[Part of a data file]
»»
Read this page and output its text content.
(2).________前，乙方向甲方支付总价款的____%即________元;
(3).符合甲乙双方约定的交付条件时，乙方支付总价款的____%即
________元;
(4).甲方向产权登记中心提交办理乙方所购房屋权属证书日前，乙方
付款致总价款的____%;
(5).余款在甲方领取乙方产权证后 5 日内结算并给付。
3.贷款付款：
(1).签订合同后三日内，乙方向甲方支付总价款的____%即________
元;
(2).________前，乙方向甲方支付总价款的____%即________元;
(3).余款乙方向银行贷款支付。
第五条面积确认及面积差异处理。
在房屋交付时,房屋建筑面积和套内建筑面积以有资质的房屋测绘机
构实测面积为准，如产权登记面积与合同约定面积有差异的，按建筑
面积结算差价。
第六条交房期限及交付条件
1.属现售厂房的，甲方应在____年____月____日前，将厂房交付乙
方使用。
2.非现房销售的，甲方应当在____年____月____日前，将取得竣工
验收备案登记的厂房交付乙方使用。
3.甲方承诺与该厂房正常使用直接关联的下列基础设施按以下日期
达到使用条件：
««
**What needs to be done:** Return all of the entries exactly as they were supplied.

**Exercise response:**
Read this page and output its text content.
(2).________前，乙方向甲方支付总价款的____%即________元;
(3).符合甲乙双方约定的交付条件时，乙方支付总价款的____%即
________元;
(4).甲方向产权登记中心提交办理乙方所购房屋权属证书日前，乙方
付款致总价款的____%;
(5).余款在甲方领取乙方产权证后 5 日内结算并给付。
3.贷款付款：
(1).签订合同后三日内，乙方向甲方支付总价款的____%即________
元;
(2).________前，乙方向甲方支付总价款的____%即________元;
(3).余款乙方向银行贷款支付。
第五条面积确认及面积差异处理。
在房屋交付时,房屋建筑面积和套内建筑面积以有资质的房屋测绘机
构实测面积为准，如产权登记面积与合同约定面积有差异的，按建筑
面积结算差价。
第六条交房期限及交付条件
1.属现售厂房的，甲方应在____年____月____日前，将厂房交付乙
方使用。
2.非现房销售的，甲方应当在____年____月____日前，将取得竣工
验收备案登记的厂房交付乙方使用。
3.甲方承诺与该厂房正常使用直接关联的下列基础设施按以下日期
达到使用条件：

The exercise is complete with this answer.